Requirement
Check each line of the listing, and copy it if it contains the word "JSON".

****************

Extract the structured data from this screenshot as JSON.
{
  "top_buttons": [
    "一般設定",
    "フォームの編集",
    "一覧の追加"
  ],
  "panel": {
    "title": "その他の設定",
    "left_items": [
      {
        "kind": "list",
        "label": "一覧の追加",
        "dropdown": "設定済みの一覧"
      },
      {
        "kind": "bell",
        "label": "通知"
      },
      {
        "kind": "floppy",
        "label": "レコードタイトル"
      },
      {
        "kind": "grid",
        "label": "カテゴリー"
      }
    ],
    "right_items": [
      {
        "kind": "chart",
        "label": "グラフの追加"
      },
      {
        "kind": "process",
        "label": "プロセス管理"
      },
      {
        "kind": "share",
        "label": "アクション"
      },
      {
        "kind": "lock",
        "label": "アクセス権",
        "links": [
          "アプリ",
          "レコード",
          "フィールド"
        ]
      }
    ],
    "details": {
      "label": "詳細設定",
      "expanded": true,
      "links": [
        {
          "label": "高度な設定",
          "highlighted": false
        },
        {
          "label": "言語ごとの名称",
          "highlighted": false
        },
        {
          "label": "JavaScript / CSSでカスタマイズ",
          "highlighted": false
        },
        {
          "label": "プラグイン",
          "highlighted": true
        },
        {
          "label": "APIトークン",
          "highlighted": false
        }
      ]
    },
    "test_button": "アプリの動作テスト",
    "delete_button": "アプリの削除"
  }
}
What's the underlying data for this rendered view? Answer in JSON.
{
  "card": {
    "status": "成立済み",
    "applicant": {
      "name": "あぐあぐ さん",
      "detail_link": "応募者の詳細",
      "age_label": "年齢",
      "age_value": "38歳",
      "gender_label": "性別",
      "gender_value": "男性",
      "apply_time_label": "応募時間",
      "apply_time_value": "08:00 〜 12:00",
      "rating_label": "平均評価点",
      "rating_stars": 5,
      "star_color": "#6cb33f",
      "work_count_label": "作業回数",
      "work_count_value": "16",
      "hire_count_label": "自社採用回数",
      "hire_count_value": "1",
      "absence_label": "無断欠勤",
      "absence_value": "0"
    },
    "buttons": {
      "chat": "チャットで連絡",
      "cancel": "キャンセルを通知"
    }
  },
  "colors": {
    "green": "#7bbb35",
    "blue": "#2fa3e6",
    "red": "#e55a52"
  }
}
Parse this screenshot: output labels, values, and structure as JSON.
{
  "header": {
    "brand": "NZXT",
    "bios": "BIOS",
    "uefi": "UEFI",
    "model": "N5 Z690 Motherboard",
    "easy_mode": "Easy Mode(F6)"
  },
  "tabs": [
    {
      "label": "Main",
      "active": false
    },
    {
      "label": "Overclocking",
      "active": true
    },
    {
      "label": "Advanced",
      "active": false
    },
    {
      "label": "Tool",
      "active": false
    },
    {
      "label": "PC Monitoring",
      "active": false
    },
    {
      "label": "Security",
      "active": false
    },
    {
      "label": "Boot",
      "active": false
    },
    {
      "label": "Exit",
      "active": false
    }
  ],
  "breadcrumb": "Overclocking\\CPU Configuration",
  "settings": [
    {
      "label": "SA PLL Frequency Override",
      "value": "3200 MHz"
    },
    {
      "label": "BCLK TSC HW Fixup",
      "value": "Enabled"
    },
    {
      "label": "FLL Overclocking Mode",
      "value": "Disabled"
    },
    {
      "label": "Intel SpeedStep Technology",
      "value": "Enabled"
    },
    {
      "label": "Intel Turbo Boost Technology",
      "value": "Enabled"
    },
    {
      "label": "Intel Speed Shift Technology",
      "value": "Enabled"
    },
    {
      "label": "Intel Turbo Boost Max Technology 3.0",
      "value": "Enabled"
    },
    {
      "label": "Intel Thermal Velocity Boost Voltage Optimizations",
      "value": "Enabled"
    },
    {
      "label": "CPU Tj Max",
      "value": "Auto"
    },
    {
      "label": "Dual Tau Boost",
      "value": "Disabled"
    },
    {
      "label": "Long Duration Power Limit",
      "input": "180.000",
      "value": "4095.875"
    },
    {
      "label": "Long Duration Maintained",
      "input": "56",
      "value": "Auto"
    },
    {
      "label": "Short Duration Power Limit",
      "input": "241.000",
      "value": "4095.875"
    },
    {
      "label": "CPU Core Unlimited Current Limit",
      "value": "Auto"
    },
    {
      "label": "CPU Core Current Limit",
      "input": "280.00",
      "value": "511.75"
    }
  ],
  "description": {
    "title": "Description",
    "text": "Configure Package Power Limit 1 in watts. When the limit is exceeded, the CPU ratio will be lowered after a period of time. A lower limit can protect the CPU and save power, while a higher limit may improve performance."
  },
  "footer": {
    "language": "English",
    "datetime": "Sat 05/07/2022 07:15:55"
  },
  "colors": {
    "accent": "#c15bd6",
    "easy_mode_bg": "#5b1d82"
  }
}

****************

Exercise answer
Extract the structured data from this screenshot as JSON.
What's the underlying data for this rendered view? Answer in JSON.
Parse this screenshot: output labels, values, and structure as JSON.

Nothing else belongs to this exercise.